(Dataset entries)
*** Block opens ***

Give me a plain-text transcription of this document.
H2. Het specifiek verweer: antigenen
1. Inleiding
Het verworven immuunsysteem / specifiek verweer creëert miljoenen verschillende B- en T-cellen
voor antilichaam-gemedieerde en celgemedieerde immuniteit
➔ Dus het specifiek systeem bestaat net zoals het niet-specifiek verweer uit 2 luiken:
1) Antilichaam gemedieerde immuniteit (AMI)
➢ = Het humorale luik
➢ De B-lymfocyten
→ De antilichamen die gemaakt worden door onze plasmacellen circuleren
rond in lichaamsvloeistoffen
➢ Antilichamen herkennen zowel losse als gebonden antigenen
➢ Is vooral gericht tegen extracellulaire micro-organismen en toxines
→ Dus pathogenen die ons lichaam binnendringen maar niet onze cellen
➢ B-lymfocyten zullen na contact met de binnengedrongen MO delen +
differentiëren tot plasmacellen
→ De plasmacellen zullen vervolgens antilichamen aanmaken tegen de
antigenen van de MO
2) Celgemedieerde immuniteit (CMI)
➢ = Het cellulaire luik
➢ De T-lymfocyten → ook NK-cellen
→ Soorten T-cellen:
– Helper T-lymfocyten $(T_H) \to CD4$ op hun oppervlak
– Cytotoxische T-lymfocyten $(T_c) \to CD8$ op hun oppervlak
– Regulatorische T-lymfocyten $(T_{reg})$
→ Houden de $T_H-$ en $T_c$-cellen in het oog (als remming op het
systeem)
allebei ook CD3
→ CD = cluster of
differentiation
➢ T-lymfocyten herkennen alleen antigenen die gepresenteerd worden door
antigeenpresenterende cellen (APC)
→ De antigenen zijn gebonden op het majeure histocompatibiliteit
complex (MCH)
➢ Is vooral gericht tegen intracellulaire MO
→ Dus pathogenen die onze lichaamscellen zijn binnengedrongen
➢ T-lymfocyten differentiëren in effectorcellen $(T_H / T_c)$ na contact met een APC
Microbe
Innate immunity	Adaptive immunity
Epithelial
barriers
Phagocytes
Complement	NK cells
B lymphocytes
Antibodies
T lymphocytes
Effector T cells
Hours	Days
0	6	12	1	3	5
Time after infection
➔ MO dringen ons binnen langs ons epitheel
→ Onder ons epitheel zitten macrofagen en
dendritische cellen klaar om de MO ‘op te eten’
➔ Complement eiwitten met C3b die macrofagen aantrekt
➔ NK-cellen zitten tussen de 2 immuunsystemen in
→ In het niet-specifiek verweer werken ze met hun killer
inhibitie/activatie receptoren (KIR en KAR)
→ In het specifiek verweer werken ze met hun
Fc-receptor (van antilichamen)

*** Block closes ***

If the string "cells" is in a line of the entries, pick that line out.

Complement	NK cells
Effector T cells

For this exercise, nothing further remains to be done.